> WHAT TO DO: Write the records out again, keeping each line exactly as it is.

> DATA FOR THE TASK:

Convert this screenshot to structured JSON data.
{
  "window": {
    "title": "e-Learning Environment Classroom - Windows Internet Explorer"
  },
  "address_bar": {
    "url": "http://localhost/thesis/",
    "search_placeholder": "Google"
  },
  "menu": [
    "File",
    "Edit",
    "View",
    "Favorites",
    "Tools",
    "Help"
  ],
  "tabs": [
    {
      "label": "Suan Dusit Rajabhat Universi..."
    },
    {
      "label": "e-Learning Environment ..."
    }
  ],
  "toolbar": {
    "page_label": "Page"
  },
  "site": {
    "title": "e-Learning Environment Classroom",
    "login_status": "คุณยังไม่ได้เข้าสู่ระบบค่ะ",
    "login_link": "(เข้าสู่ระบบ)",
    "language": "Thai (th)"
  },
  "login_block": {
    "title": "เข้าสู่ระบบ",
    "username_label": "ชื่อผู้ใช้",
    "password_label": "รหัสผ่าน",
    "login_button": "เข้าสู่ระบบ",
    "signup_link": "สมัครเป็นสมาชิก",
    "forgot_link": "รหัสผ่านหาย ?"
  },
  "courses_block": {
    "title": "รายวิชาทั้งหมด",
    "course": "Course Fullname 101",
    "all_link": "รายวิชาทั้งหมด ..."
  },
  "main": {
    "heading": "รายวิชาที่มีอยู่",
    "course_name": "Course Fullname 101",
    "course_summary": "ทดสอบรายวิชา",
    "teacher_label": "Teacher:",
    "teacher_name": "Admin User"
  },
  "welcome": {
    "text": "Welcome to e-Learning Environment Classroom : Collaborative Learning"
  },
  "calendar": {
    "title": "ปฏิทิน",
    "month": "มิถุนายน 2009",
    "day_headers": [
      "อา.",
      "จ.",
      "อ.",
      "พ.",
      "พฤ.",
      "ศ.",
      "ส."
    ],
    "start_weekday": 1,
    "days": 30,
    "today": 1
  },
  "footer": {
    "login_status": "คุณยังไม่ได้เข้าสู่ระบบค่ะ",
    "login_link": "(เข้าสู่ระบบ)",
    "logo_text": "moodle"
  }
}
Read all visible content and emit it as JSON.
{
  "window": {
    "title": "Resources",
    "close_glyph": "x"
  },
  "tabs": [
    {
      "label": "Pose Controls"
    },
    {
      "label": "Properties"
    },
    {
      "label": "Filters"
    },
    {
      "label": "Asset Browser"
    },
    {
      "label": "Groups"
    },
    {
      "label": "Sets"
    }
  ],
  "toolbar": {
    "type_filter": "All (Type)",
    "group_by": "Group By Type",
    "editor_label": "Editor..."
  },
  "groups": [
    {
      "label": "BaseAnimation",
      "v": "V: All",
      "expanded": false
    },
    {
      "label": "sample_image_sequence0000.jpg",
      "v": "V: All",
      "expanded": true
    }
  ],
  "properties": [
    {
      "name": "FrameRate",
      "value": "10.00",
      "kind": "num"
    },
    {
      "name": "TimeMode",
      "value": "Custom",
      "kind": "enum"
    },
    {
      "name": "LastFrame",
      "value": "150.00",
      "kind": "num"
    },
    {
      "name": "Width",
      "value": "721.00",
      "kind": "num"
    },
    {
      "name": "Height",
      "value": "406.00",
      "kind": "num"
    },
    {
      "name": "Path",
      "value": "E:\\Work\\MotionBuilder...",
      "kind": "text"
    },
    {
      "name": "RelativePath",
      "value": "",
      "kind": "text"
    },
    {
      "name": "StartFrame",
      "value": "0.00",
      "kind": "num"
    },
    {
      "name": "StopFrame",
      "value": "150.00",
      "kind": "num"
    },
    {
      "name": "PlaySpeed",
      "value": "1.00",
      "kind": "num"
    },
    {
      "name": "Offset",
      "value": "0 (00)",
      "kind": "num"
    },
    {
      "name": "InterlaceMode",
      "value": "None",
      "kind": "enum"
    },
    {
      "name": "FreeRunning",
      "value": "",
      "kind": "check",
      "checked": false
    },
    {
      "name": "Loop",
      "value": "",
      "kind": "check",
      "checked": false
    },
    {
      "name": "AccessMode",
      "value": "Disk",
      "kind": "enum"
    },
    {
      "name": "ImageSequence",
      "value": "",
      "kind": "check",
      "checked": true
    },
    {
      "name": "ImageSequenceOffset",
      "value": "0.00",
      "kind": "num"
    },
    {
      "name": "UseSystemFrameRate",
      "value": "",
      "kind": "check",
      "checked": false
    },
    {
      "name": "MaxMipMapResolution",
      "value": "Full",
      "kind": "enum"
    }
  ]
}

> ANSWER FOR THE TASK:
Convert this screenshot to structured JSON data.
{
  "window": {
    "title": "e-Learning Environment Classroom - Windows Internet Explorer"
  },
  "address_bar": {
    "url": "http://localhost/thesis/",
    "search_placeholder": "Google"
  },
  "menu": [
    "File",
    "Edit",
    "View",
    "Favorites",
    "Tools",
    "Help"
  ],
  "tabs": [
    {
      "label": "Suan Dusit Rajabhat Universi..."
    },
    {
      "label": "e-Learning Environment ..."
    }
  ],
  "toolbar": {
    "page_label": "Page"
  },
  "site": {
    "title": "e-Learning Environment Classroom",
    "login_status": "คุณยังไม่ได้เข้าสู่ระบบค่ะ",
    "login_link": "(เข้าสู่ระบบ)",
    "language": "Thai (th)"
  },
  "login_block": {
    "title": "เข้าสู่ระบบ",
    "username_label": "ชื่อผู้ใช้",
    "password_label": "รหัสผ่าน",
    "login_button": "เข้าสู่ระบบ",
    "signup_link": "สมัครเป็นสมาชิก",
    "forgot_link": "รหัสผ่านหาย ?"
  },
  "courses_block": {
    "title": "รายวิชาทั้งหมด",
    "course": "Course Fullname 101",
    "all_link": "รายวิชาทั้งหมด ..."
  },
  "main": {
    "heading": "รายวิชาที่มีอยู่",
    "course_name": "Course Fullname 101",
    "course_summary": "ทดสอบรายวิชา",
    "teacher_label": "Teacher:",
    "teacher_name": "Admin User"
  },
  "welcome": {
    "text": "Welcome to e-Learning Environment Classroom : Collaborative Learning"
  },
  "calendar": {
    "title": "ปฏิทิน",
    "month": "มิถุนายน 2009",
    "day_headers": [
      "อา.",
      "จ.",
      "อ.",
      "พ.",
      "พฤ.",
      "ศ.",
      "ส."
    ],
    "start_weekday": 1,
    "days": 30,
    "today": 1
  },
  "footer": {
    "login_status": "คุณยังไม่ได้เข้าสู่ระบบค่ะ",
    "login_link": "(เข้าสู่ระบบ)",
    "logo_text": "moodle"
  }
}
Read all visible content and emit it as JSON.
{
  "window": {
    "title": "Resources",
    "close_glyph": "x"
  },
  "tabs": [
    {
      "label": "Pose Controls"
    },
    {
      "label": "Properties"
    },
    {
      "label": "Filters"
    },
    {
      "label": "Asset Browser"
    },
    {
      "label": "Groups"
    },
    {
      "label": "Sets"
    }
  ],
  "toolbar": {
    "type_filter": "All (Type)",
    "group_by": "Group By Type",
    "editor_label": "Editor..."
  },
  "groups": [
    {
      "label": "BaseAnimation",
      "v": "V: All",
      "expanded": false
    },
    {
      "label": "sample_image_sequence0000.jpg",
      "v": "V: All",
      "expanded": true
    }
  ],
  "properties": [
    {
      "name": "FrameRate",
      "value": "10.00",
      "kind": "num"
    },
    {
      "name": "TimeMode",
      "value": "Custom",
      "kind": "enum"
    },
    {
      "name": "LastFrame",
      "value": "150.00",
      "kind": "num"
    },
    {
      "name": "Width",
      "value": "721.00",
      "kind": "num"
    },
    {
      "name": "Height",
      "value": "406.00",
      "kind": "num"
    },
    {
      "name": "Path",
      "value": "E:\\Work\\MotionBuilder...",
      "kind": "text"
    },
    {
      "name": "RelativePath",
      "value": "",
      "kind": "text"
    },
    {
      "name": "StartFrame",
      "value": "0.00",
      "kind": "num"
    },
    {
      "name": "StopFrame",
      "value": "150.00",
      "kind": "num"
    },
    {
      "name": "PlaySpeed",
      "value": "1.00",
      "kind": "num"
    },
    {
      "name": "Offset",
      "value": "0 (00)",
      "kind": "num"
    },
    {
      "name": "InterlaceMode",
      "value": "None",
      "kind": "enum"
    },
    {
      "name": "FreeRunning",
      "value": "",
      "kind": "check",
      "checked": false
    },
    {
      "name": "Loop",
      "value": "",
      "kind": "check",
      "checked": false
    },
    {
      "name": "AccessMode",
      "value": "Disk",
      "kind": "enum"
    },
    {
      "name": "ImageSequence",
      "value": "",
      "kind": "check",
      "checked": true
    },
    {
      "name": "ImageSequenceOffset",
      "value": "0.00",
      "kind": "num"
    },
    {
      "name": "UseSystemFrameRate",
      "value": "",
      "kind": "check",
      "checked": false
    },
    {
      "name": "MaxMipMapResolution",
      "value": "Full",
      "kind": "enum"
    }
  ]
}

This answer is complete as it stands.